Published in final edited form as: Transfusion. 2013 May 21;54(1):86–97. doi: 10.1111/trf.12250

Figure 1.

Figure 1

Figure 1

Figure 1A. Illustration of Markov model.

A portion of the simulation operates through annual cycles, where simulated patients enter the model as part of an “Annual Incident SCD Patient Cohort,” or as part of the “Initial Prevalent SCD Patient Cohort.” Each annual incident cohort joins this initial prevalent cohort to form the “SCD Patient Pool.” Individuals of this pool may follow one of four paths each year (A, B, C, or D). Path A is defined by continuing in the SCD Patient Pool without undergoing transfusion therapy. Path B reflects leaving the simulation via death. Path C and D allow simulated patients to undergo chronic transfusion therapy. Patients with no previous transfusion history follow Path C, which first leads to an “Initial Testing” phase, and then to “Pre-transfusion testing/matching,” while patients with a previous history of transfusion progress directly to “Pre-transfusion testing/matching” (Path D). Patients undergoing chronic transfusion therapy (Paths C or D) enter a portion of the model with each cycle defining a single RBC transfusion session. While patients following paths A or B continue through a series of annual cycles, others transition to “New RBC Transfusion Session,” Each transfusion session could lead to an alloimmunization event, which could result in a DSTR or DHTR, or only a positive antibody screen. In the event that a transfusion session resulted in a DHTR, “Post-transfusion testing” would be conducted. Regardless, patients would subsequently either return to “Pre-transfusion testing/matching” for another transfusion session within the same annual cycle or transition back to the “SCD Patient Pool” if no further transfusion sessions were required during the year.

■ **Data**:
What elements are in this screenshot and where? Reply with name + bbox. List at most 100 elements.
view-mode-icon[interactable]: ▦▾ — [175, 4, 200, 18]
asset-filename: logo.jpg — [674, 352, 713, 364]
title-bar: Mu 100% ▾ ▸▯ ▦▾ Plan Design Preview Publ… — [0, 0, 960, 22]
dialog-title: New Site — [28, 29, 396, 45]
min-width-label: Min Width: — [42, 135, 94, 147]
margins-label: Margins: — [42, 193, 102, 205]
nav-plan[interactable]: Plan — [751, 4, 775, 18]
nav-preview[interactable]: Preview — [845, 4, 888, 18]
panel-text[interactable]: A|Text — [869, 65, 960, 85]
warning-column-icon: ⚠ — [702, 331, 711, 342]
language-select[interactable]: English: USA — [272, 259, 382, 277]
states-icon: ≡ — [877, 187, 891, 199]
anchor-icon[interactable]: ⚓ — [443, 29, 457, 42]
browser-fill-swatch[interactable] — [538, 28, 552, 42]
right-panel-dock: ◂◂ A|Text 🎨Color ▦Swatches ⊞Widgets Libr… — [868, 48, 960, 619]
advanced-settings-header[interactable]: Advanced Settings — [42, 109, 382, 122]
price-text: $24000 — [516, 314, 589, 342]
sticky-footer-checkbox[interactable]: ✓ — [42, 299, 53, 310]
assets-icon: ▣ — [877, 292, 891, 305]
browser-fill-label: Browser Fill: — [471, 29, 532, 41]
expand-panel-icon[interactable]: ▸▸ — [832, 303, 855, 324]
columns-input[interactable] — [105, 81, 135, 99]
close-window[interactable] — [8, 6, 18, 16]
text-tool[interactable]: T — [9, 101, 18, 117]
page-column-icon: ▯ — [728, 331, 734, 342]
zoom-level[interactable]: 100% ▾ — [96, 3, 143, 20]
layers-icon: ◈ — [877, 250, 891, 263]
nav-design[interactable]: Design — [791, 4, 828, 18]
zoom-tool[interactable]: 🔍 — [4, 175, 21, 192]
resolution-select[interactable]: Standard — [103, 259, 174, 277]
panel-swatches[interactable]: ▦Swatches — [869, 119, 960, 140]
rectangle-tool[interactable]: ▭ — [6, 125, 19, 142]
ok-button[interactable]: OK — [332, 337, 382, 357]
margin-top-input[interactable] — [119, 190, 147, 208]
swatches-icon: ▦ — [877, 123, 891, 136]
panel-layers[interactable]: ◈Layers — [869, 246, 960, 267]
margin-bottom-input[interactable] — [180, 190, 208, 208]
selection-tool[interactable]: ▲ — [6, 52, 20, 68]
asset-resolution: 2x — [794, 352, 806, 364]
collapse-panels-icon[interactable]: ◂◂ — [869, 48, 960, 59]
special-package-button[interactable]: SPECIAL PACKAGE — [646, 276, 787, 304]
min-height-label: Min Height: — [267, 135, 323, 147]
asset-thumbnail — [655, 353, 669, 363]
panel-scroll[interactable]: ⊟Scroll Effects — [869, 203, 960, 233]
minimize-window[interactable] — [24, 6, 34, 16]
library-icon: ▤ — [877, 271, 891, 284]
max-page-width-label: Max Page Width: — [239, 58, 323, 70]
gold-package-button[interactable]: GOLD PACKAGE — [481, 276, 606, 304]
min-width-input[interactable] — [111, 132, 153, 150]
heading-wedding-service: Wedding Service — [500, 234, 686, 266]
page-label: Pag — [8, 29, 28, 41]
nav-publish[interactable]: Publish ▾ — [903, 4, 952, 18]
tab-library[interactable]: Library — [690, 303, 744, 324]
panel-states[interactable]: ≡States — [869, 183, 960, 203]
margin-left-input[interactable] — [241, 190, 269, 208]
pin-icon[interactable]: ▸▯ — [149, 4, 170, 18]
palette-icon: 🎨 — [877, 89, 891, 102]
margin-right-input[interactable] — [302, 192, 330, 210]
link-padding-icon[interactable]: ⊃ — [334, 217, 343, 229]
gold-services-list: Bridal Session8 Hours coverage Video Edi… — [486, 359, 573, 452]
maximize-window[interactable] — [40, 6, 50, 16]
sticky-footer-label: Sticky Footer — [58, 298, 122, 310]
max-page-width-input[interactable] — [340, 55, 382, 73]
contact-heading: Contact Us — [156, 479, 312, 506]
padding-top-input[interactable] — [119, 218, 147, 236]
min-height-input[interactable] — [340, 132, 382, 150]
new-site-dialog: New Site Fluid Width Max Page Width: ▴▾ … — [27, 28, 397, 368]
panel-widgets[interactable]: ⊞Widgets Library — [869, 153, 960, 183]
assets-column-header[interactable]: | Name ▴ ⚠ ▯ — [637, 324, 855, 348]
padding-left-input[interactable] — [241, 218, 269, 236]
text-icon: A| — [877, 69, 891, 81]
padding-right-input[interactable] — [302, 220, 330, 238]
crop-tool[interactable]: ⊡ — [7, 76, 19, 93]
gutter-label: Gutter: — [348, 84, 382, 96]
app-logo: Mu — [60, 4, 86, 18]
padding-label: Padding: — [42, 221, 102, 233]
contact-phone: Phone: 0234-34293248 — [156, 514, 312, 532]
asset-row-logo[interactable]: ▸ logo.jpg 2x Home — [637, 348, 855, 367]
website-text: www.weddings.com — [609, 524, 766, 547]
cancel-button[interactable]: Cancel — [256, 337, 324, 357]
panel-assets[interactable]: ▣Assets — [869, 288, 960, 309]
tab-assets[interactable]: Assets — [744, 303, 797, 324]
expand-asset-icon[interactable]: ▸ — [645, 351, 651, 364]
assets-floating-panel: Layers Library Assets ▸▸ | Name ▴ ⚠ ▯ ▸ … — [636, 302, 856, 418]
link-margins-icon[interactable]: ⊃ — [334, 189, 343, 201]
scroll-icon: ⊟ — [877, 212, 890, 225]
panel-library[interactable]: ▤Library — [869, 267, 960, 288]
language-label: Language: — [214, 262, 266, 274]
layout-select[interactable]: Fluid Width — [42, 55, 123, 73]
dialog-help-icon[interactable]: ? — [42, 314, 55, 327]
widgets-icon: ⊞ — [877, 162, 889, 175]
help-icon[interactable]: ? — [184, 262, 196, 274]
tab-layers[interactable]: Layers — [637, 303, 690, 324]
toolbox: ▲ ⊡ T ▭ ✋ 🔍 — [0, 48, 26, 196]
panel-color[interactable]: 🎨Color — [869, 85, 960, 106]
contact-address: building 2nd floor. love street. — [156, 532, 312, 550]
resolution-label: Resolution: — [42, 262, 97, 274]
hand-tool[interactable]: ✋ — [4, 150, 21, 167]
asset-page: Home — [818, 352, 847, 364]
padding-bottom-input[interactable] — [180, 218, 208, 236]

■ **Tasks and exercises**:
1. Reproduce the part of the Markov model description that opens with the words containing "Published in final" and closes with "of Markov model.".
2. Continue the Markov model description from the point where it stops.
The lines have nothing to do with what you're asked to do here.

■ **Answers for the tasks**:
1.
Published in final edited form as: Transfusion. 2013 May 21;54(1):86–97. doi: 10.1111/trf.12250

Figure 1.

Figure 1

Figure 1

Figure 1A. Illustration of Markov model.

2.
Figure 1B. Description of Evaluated Strategies. Four strategies of antigen-matching, which differed by the protocols used for preventing and managing alloimmunization, were evaluated. All strategies incorporated identical “Initial Testing” and “Post-transfusion Testing” procedures, but strategies differed by the procedure implemented for “Pre-transfusion Testing/Matching.” Strategies 1 and 2 characterized history-based antigen-matching, where only those patients who had previously formed alloantibodies would receive antigen-matched blood. Strategies 3 and 4 characterized prospective antigen-matching, where all patients – regardless of alloimmunization history – would receive antigen-matched blood. Under Strategies 1 and 3, antigen-matching would be limited, with units screened for C, E, K, and any other antigens against which the patient had formed alloantibodies. Under Strategies 2 and 4, however, antigen-matching would be extensive, with units screened for 11 antigens (C, c, E, e, K, Fya, Fyb, Jka, Jkb, S, s). Under any matching protocol, compatible units would be negative for any of the screened antigens that the patient lacked, and for any other antigens against which patients had formed alloantibodies.